Search the material for the string "with", then return every line where it is found.

Records to process

◆ ◆ ◆ ◆

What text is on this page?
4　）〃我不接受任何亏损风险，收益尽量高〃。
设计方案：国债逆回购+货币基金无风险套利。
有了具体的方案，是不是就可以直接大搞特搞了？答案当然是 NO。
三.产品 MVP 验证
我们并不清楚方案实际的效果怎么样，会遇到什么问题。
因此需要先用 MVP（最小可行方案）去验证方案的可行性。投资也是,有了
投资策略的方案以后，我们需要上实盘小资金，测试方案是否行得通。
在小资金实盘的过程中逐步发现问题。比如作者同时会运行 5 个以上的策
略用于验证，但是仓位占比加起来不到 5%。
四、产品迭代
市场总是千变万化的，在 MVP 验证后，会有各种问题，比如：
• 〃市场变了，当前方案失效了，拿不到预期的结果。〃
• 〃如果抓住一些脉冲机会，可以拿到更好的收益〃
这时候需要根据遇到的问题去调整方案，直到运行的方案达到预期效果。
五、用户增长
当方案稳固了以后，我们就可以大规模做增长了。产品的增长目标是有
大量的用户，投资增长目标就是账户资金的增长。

◆ ◆ ◆ ◆

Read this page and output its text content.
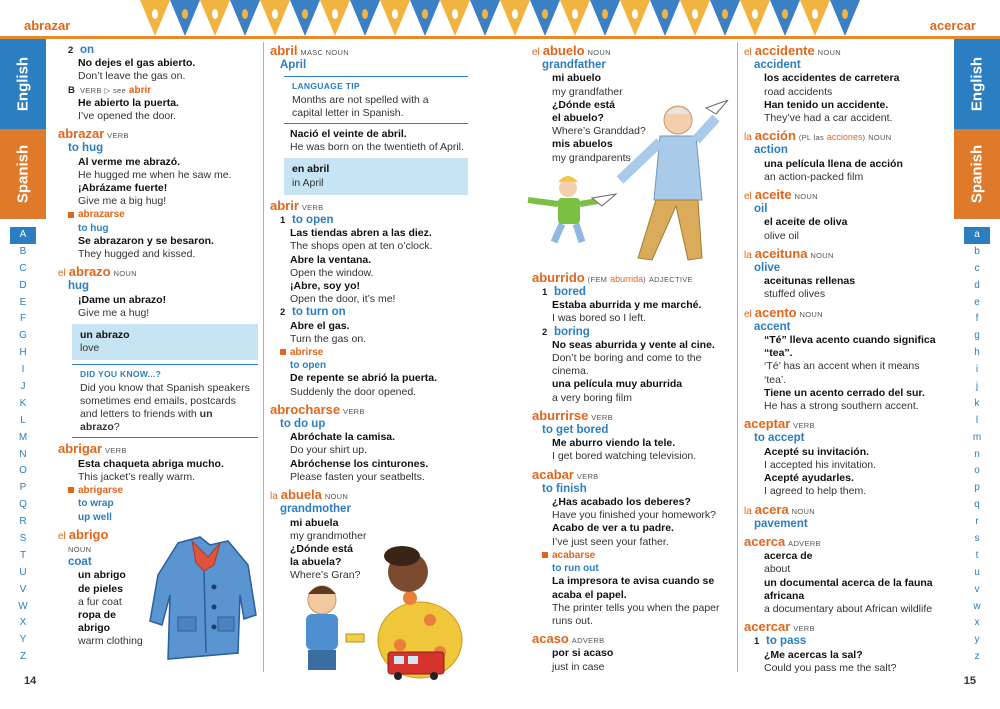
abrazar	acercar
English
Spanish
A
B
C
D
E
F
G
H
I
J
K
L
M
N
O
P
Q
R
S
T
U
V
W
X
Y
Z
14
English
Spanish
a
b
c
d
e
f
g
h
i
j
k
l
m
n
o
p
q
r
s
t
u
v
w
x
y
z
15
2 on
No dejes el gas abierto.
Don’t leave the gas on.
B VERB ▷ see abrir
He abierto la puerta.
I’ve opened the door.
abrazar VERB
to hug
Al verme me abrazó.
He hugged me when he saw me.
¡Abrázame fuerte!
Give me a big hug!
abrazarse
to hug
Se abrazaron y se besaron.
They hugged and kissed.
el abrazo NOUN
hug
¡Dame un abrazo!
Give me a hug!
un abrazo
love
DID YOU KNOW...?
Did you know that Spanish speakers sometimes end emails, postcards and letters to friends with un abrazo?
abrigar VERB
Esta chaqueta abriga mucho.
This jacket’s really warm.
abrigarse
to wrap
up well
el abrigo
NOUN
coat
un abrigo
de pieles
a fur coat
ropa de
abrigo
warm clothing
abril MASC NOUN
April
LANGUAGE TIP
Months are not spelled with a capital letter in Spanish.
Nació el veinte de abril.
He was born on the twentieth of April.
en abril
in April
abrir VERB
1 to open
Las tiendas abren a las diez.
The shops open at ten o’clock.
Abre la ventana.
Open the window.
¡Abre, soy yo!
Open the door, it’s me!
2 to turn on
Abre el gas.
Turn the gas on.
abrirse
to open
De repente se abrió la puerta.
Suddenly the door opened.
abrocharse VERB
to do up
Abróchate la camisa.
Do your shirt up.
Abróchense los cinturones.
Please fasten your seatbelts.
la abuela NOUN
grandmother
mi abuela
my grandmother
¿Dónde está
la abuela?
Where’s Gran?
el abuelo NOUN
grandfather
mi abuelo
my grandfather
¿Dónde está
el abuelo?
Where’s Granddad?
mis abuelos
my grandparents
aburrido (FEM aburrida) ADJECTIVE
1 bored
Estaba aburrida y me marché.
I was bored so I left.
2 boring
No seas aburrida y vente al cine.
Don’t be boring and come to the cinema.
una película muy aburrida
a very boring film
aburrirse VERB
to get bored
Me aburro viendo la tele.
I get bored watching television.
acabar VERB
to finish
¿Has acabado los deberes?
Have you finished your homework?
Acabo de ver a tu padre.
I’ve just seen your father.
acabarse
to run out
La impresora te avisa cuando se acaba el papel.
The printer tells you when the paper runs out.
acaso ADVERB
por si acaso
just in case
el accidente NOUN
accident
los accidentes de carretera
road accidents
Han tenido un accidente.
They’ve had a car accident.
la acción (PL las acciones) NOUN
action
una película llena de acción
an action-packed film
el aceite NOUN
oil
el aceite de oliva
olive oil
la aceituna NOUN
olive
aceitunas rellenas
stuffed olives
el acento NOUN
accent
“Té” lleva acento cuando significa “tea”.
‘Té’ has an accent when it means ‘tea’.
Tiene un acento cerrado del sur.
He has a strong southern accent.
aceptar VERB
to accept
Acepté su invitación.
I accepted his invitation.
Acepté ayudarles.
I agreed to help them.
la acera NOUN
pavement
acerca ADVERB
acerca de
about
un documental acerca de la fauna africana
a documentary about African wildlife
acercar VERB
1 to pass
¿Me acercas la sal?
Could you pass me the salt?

◆ ◆ ◆ ◆

Task solution
Did you know that Spanish speakers sometimes end emails, postcards and letters to friends with un abrazo?
Months are not spelled with a capital letter in Spanish.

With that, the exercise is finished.